╔══

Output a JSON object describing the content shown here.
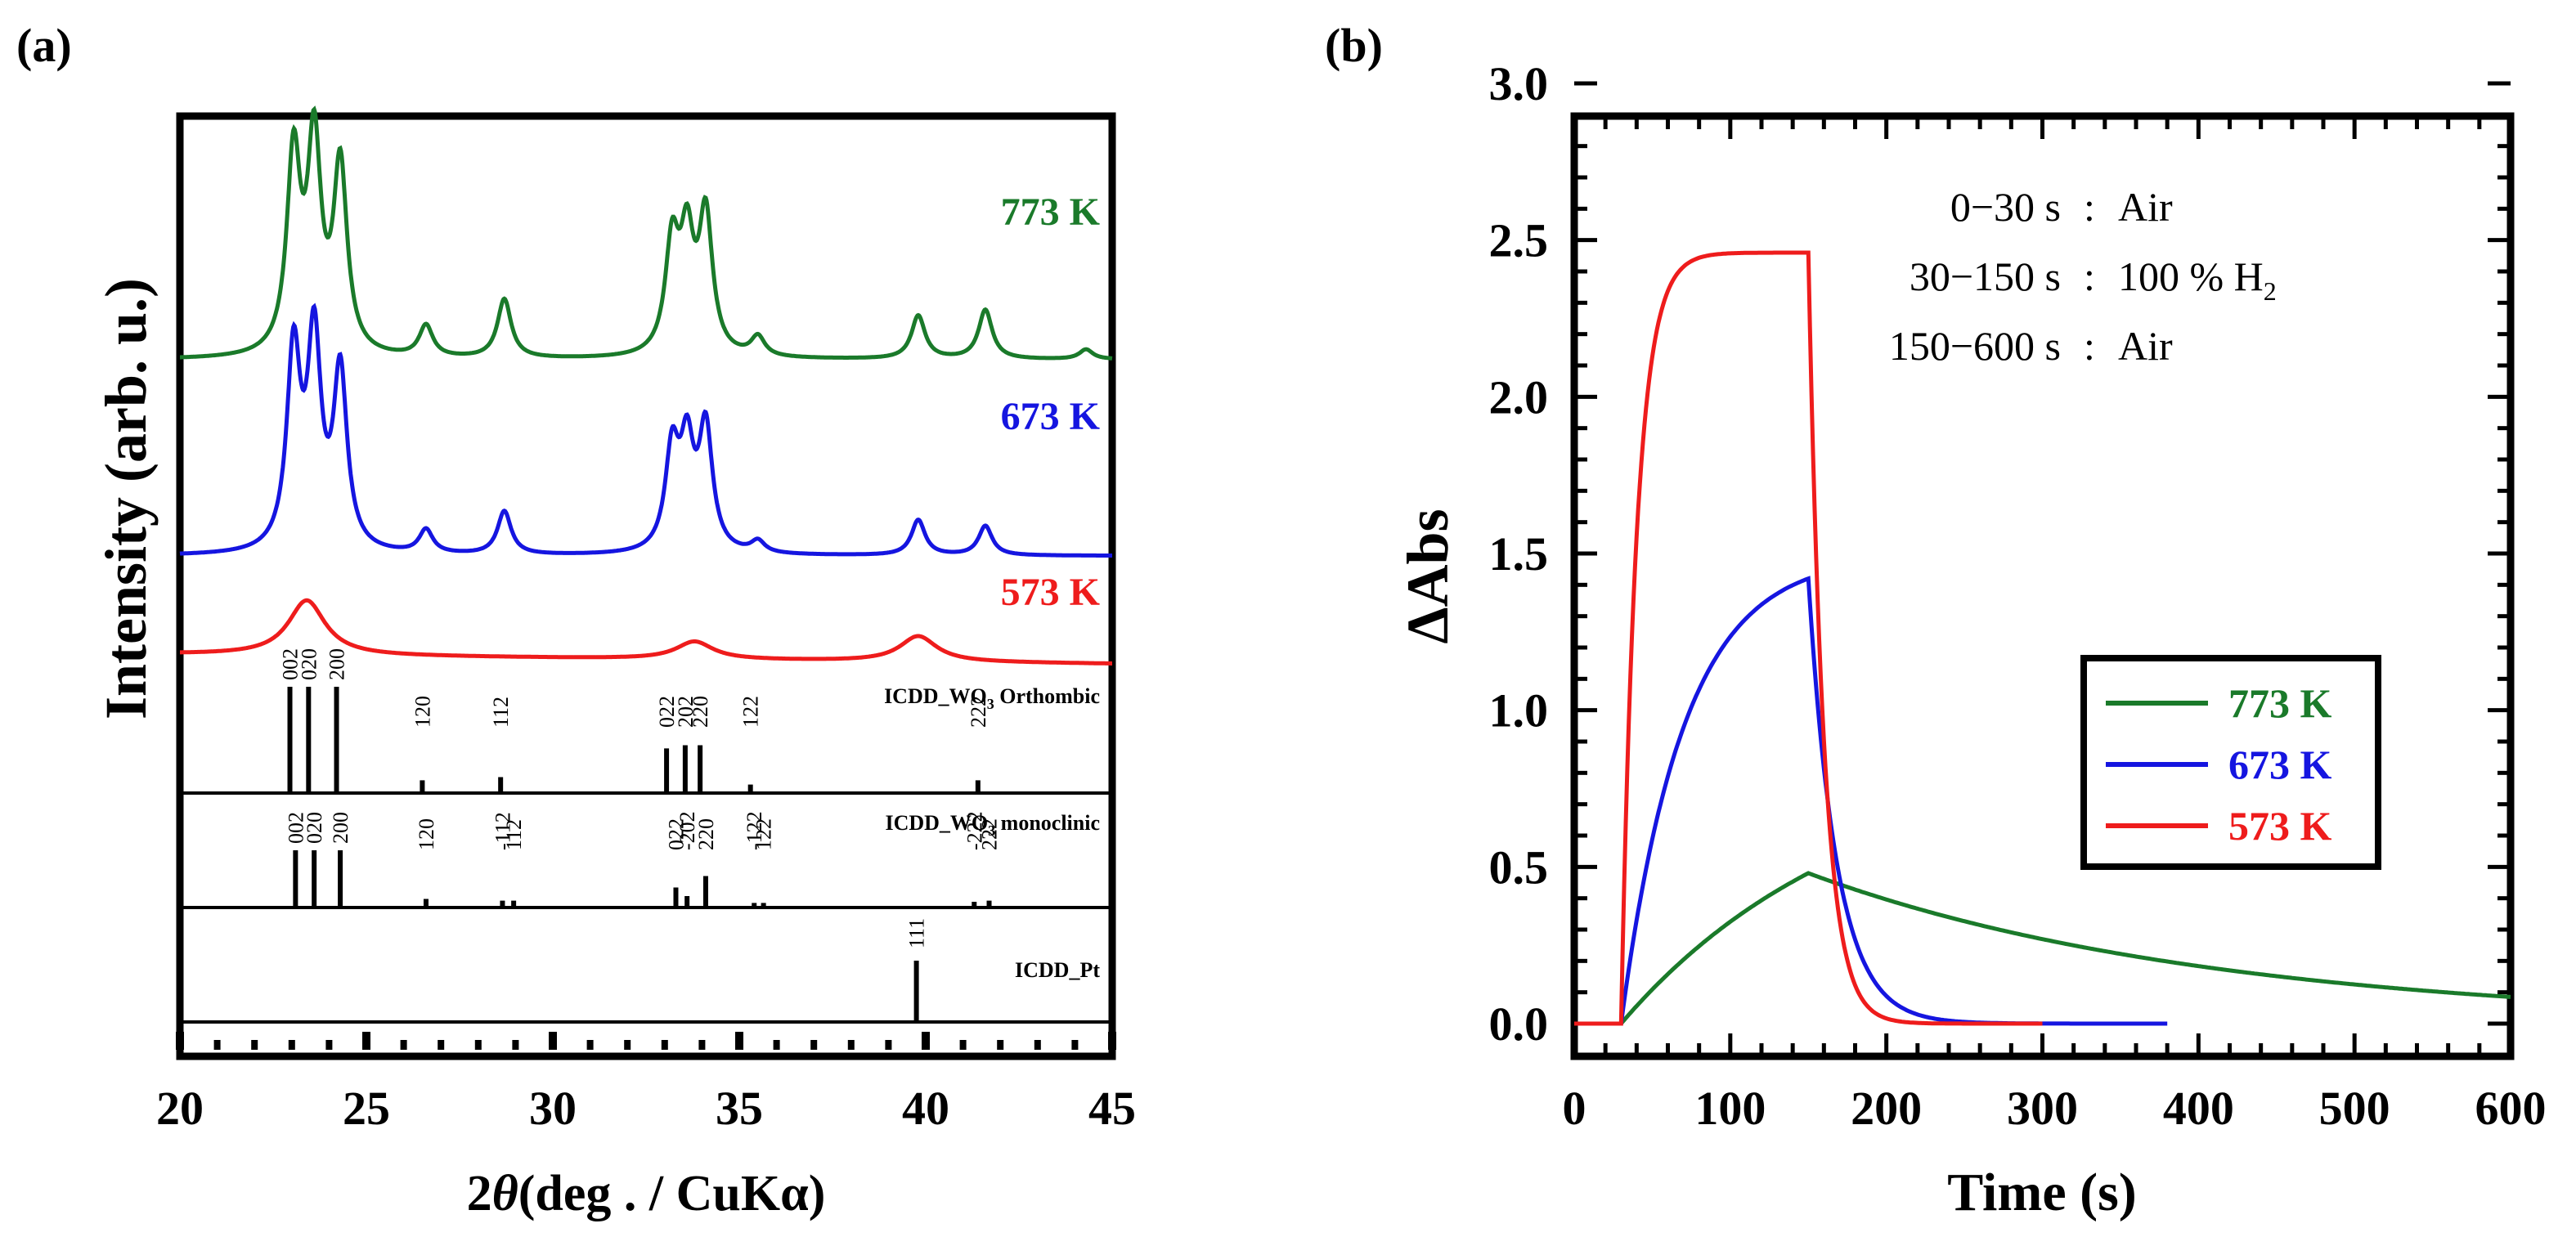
{
  "panel_a": {
    "label": "(a)",
    "ylabel": "Intensity (arb. u.)",
    "xlabel_symbol": "2",
    "xlabel_theta": "θ",
    "xlabel_rest": "(deg . / CuKα)",
    "xticks": [
      "20",
      "25",
      "30",
      "35",
      "40",
      "45"
    ]
  },
  "panel_b": {
    "label": "(b)",
    "ylabel": "ΔAbs",
    "xlabel": "Time (s)",
    "xticks": [
      "0",
      "100",
      "200",
      "300",
      "400",
      "500",
      "600"
    ],
    "yticks": [
      "0.0",
      "0.5",
      "1.0",
      "1.5",
      "2.0",
      "2.5",
      "3.0"
    ],
    "conditions": [
      {
        "range": "0−30 s",
        "sep": ":",
        "gas": "Air"
      },
      {
        "range": "30−150 s",
        "sep": ":",
        "gas": "100 % H",
        "sub": "2"
      },
      {
        "range": "150−600 s",
        "sep": ":",
        "gas": "Air"
      }
    ]
  },
  "chart_data": [
    {
      "type": "line",
      "title": "(a)",
      "xlabel": "2θ (deg . / CuKα)",
      "ylabel": "Intensity (arb. u.)",
      "xlim": [
        20,
        45
      ],
      "series": [
        {
          "name": "773 K",
          "color": "#1a7a2a",
          "offset": 3.4,
          "scale": 1.0,
          "baseline": 0.0,
          "peaks": [
            [
              23.05,
              1.0
            ],
            [
              23.6,
              1.05
            ],
            [
              24.3,
              0.95
            ],
            [
              26.6,
              0.16
            ],
            [
              28.7,
              0.3
            ],
            [
              33.2,
              0.55
            ],
            [
              33.6,
              0.55
            ],
            [
              34.1,
              0.7
            ],
            [
              35.5,
              0.1
            ],
            [
              39.8,
              0.22
            ],
            [
              41.6,
              0.25
            ],
            [
              44.3,
              0.05
            ]
          ],
          "width": 0.22
        },
        {
          "name": "673 K",
          "color": "#1515e0",
          "offset": 2.0,
          "scale": 1.0,
          "baseline": 0.0,
          "peaks": [
            [
              23.05,
              1.0
            ],
            [
              23.6,
              1.05
            ],
            [
              24.3,
              0.9
            ],
            [
              26.6,
              0.12
            ],
            [
              28.7,
              0.22
            ],
            [
              33.2,
              0.5
            ],
            [
              33.6,
              0.5
            ],
            [
              34.1,
              0.62
            ],
            [
              35.5,
              0.06
            ],
            [
              39.8,
              0.18
            ],
            [
              41.6,
              0.15
            ]
          ],
          "width": 0.22
        },
        {
          "name": "573 K",
          "color": "#ee1c1c",
          "offset": 1.0,
          "scale": 1.0,
          "baseline": 0.0,
          "peaks": [
            [
              23.4,
              0.28
            ],
            [
              33.8,
              0.09
            ],
            [
              39.8,
              0.13
            ]
          ],
          "width": 0.6
        }
      ],
      "references": [
        {
          "name": "ICDD_WO3 Orthombic",
          "name_main": "ICDD_WO",
          "name_sub": "3",
          "name_tail": " Orthombic",
          "lines": [
            {
              "x": 22.95,
              "h": 1.0,
              "label": "002"
            },
            {
              "x": 23.45,
              "h": 1.0,
              "label": "020"
            },
            {
              "x": 24.2,
              "h": 1.0,
              "label": "200"
            },
            {
              "x": 26.5,
              "h": 0.12,
              "label": "120"
            },
            {
              "x": 28.6,
              "h": 0.15,
              "label": "112"
            },
            {
              "x": 33.05,
              "h": 0.42,
              "label": "022"
            },
            {
              "x": 33.55,
              "h": 0.45,
              "label": "202"
            },
            {
              "x": 33.95,
              "h": 0.45,
              "label": "220"
            },
            {
              "x": 35.3,
              "h": 0.08,
              "label": "122"
            },
            {
              "x": 41.4,
              "h": 0.12,
              "label": "222"
            }
          ]
        },
        {
          "name": "ICDD_WO3 monoclinic",
          "name_main": "ICDD_WO",
          "name_sub": "3",
          "name_tail": " monoclinic",
          "lines": [
            {
              "x": 23.1,
              "h": 1.0,
              "label": "002"
            },
            {
              "x": 23.6,
              "h": 1.0,
              "label": "020"
            },
            {
              "x": 24.3,
              "h": 1.0,
              "label": "200"
            },
            {
              "x": 26.6,
              "h": 0.15,
              "label": "120"
            },
            {
              "x": 28.65,
              "h": 0.12,
              "label": "-112"
            },
            {
              "x": 28.95,
              "h": 0.12,
              "label": "112"
            },
            {
              "x": 33.3,
              "h": 0.35,
              "label": "022"
            },
            {
              "x": 33.6,
              "h": 0.2,
              "label": "-202"
            },
            {
              "x": 34.1,
              "h": 0.55,
              "label": "220"
            },
            {
              "x": 35.4,
              "h": 0.08,
              "label": "-122"
            },
            {
              "x": 35.65,
              "h": 0.08,
              "label": "122"
            },
            {
              "x": 41.3,
              "h": 0.1,
              "label": "-222"
            },
            {
              "x": 41.7,
              "h": 0.12,
              "label": "222"
            }
          ]
        },
        {
          "name": "ICDD_Pt",
          "name_main": "ICDD_Pt",
          "name_sub": "",
          "name_tail": "",
          "lines": [
            {
              "x": 39.75,
              "h": 1.0,
              "label": "111"
            }
          ]
        }
      ]
    },
    {
      "type": "line",
      "title": "(b)",
      "xlabel": "Time (s)",
      "ylabel": "ΔAbs",
      "xlim": [
        0,
        600
      ],
      "ylim": [
        0,
        3.0
      ],
      "legend": "middle-right",
      "series": [
        {
          "name": "773 K",
          "color": "#1a7a2a",
          "peak": 0.48,
          "tau_rise": 150,
          "tau_decay": 260,
          "end": 600
        },
        {
          "name": "673 K",
          "color": "#1515e0",
          "peak": 1.42,
          "tau_rise": 40,
          "tau_decay": 18,
          "end": 380
        },
        {
          "name": "573 K",
          "color": "#ee1c1c",
          "peak": 2.46,
          "tau_rise": 10,
          "tau_decay": 10,
          "end": 300
        }
      ]
    }
  ]
}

╚══

[Stated goal]: Return all the lines that contain the string "ylabel".

[Exercise response]:
    "ylabel": "Intensity (arb. u.)",
    "ylabel": "ΔAbs",
      "ylabel": "Intensity (arb. u.)",
      "ylabel": "ΔAbs",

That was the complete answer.